Begin RECORDS FOR THE EXERCISE

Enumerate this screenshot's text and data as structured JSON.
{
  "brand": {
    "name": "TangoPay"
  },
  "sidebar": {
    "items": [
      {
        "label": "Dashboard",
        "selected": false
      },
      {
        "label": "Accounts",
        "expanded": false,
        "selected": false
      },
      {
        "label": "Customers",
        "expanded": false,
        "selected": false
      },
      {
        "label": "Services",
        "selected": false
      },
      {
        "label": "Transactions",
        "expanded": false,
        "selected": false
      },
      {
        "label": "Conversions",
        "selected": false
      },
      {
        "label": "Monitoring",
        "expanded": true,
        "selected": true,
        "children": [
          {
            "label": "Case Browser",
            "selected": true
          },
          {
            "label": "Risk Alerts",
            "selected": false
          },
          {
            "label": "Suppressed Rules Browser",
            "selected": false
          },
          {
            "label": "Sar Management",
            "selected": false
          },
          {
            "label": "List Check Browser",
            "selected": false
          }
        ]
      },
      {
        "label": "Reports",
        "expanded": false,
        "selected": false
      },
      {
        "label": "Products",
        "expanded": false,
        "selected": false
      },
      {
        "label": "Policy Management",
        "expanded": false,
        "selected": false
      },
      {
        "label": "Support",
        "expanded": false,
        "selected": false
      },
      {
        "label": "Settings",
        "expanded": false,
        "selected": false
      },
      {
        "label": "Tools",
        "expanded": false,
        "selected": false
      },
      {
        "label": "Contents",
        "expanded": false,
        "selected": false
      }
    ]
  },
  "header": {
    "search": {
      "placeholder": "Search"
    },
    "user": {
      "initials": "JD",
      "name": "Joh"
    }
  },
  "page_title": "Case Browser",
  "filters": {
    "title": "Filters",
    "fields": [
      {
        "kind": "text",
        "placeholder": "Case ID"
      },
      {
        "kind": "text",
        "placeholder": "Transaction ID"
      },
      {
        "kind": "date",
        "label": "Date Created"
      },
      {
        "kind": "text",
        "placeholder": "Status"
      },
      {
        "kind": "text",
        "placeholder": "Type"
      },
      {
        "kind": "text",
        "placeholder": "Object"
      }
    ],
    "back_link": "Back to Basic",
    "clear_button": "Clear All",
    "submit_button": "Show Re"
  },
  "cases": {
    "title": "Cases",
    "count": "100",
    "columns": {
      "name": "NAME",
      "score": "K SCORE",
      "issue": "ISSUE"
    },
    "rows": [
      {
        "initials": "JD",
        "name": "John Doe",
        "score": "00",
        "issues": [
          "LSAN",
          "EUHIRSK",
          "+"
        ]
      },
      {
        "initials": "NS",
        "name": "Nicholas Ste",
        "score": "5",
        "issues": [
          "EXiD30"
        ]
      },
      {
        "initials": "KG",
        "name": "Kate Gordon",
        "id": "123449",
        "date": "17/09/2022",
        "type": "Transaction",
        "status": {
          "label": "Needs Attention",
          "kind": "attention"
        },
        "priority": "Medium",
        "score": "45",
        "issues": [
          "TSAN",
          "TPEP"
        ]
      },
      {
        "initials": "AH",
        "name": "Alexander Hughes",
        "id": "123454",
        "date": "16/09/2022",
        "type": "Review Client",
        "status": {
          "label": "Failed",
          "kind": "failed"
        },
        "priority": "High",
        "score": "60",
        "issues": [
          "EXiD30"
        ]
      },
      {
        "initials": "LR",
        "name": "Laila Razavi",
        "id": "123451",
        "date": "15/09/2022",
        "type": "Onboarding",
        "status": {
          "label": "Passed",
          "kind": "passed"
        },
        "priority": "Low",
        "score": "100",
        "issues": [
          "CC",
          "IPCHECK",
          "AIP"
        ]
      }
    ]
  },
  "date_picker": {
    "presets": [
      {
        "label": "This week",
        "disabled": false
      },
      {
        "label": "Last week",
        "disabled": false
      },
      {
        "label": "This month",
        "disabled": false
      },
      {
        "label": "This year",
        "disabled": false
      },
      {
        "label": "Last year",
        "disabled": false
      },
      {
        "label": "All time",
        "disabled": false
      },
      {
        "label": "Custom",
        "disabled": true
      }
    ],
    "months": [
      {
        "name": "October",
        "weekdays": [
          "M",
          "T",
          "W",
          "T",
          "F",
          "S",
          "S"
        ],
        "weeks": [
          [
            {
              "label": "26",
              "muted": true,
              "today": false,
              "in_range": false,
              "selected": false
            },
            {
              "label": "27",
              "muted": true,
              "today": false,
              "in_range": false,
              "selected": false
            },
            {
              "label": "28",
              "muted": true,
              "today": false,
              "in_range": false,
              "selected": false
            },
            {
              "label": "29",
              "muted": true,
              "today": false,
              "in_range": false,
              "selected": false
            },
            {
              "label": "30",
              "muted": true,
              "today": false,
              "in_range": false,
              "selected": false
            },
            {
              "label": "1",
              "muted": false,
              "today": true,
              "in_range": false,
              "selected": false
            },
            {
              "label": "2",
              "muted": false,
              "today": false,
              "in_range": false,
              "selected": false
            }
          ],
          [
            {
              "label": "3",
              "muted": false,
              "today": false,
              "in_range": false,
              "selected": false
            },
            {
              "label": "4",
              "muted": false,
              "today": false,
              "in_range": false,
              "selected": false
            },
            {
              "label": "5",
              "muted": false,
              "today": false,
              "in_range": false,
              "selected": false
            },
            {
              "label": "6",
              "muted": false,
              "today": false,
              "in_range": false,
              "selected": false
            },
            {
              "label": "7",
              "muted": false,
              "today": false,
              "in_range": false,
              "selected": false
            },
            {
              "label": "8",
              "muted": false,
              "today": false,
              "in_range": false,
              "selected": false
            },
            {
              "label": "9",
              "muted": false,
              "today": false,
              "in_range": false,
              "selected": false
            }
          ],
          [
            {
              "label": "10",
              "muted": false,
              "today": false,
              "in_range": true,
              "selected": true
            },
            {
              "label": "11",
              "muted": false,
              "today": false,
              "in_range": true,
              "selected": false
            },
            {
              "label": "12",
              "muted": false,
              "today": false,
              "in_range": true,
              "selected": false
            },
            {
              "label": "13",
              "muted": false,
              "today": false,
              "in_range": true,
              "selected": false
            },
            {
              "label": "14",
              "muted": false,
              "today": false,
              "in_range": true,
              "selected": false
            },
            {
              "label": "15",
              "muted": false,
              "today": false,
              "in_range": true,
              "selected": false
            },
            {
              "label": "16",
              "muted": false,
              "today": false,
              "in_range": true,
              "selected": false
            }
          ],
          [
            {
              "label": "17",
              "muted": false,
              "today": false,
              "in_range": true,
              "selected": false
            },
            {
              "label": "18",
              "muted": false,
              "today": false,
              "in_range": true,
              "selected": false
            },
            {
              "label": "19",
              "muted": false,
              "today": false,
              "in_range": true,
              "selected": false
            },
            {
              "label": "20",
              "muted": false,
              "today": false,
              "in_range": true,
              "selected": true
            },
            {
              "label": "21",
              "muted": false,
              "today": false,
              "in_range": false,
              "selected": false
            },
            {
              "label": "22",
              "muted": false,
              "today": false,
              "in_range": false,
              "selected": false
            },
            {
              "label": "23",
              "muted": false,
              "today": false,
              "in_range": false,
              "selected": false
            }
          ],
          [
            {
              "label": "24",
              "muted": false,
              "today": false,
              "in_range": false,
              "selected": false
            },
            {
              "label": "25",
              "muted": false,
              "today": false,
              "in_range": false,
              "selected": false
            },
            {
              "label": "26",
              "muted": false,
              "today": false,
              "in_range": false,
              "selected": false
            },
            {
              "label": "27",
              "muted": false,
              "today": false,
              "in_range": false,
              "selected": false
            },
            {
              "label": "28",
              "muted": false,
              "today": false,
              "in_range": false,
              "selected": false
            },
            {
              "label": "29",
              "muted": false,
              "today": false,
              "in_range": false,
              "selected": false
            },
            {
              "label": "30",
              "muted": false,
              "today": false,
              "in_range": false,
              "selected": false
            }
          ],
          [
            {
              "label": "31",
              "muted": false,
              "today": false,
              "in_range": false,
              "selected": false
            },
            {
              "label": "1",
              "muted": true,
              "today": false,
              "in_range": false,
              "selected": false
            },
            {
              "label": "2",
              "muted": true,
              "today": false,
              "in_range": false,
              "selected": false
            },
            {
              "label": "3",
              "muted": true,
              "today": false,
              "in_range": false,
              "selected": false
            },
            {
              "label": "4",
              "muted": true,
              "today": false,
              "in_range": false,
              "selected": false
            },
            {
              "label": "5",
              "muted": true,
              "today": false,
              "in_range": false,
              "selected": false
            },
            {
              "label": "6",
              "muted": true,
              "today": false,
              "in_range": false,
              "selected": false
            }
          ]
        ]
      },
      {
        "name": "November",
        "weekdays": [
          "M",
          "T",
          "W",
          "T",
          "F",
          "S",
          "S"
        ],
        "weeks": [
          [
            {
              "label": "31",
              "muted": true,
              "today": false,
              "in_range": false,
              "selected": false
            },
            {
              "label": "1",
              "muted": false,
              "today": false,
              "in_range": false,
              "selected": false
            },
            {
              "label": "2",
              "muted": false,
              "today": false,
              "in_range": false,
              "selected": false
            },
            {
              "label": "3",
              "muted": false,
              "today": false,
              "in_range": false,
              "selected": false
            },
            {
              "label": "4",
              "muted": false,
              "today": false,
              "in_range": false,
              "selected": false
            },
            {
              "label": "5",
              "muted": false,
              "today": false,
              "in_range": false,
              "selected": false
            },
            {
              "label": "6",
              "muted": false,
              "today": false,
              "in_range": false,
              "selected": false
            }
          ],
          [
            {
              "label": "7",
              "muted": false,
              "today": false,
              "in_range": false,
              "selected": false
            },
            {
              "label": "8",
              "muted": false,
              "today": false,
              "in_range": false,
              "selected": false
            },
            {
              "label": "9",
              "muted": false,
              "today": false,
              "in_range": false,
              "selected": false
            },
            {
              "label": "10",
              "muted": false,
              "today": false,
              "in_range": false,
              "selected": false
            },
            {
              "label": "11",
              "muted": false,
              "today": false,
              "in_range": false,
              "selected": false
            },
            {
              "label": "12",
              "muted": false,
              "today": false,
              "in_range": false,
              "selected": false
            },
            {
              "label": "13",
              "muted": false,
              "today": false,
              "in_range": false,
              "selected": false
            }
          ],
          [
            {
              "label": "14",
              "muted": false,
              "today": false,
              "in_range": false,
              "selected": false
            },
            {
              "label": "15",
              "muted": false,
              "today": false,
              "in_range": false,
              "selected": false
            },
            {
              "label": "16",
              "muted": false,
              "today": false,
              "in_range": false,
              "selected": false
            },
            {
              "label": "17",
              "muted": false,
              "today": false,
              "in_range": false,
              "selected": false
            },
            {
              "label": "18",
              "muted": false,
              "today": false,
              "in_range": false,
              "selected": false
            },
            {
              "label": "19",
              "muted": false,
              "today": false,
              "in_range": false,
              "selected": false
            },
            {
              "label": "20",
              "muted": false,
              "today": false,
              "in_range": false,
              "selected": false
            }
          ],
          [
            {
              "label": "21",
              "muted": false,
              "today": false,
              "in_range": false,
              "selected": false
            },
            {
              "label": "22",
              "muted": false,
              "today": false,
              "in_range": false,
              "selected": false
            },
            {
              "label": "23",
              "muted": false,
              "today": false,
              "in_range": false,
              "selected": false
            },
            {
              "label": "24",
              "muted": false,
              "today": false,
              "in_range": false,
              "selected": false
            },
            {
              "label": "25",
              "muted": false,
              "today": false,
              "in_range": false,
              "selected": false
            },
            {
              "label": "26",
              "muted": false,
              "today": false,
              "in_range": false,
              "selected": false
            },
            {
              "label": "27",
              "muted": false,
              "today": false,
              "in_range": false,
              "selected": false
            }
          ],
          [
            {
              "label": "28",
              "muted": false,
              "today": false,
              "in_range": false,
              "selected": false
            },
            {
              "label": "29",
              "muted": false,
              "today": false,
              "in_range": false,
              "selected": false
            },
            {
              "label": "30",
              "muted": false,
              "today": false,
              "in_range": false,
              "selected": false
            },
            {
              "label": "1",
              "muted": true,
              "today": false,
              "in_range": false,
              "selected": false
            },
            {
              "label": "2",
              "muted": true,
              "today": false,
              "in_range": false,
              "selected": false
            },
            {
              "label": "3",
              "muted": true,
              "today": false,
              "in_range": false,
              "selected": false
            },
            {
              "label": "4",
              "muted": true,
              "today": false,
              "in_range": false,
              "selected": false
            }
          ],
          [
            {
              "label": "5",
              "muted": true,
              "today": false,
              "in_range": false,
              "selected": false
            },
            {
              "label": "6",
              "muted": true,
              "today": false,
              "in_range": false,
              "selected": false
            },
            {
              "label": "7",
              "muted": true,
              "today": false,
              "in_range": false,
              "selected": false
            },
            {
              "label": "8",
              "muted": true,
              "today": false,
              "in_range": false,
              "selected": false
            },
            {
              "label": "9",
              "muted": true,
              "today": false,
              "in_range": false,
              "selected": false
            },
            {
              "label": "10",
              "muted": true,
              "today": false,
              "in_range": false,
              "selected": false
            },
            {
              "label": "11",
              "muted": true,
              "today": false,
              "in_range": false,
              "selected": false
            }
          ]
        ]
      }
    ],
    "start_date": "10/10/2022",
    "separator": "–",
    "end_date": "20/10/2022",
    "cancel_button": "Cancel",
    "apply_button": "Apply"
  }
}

End RECORDS FOR THE EXERCISE

> **EXERCISE INSTRUCTIONS**
Go through the material and select each line with the string "score" in it.

> **TASK ANSWER**
      "score": "K SCORE",
        "score": "00",
        "score": "5",
        "score": "45",
        "score": "60",
        "score": "100",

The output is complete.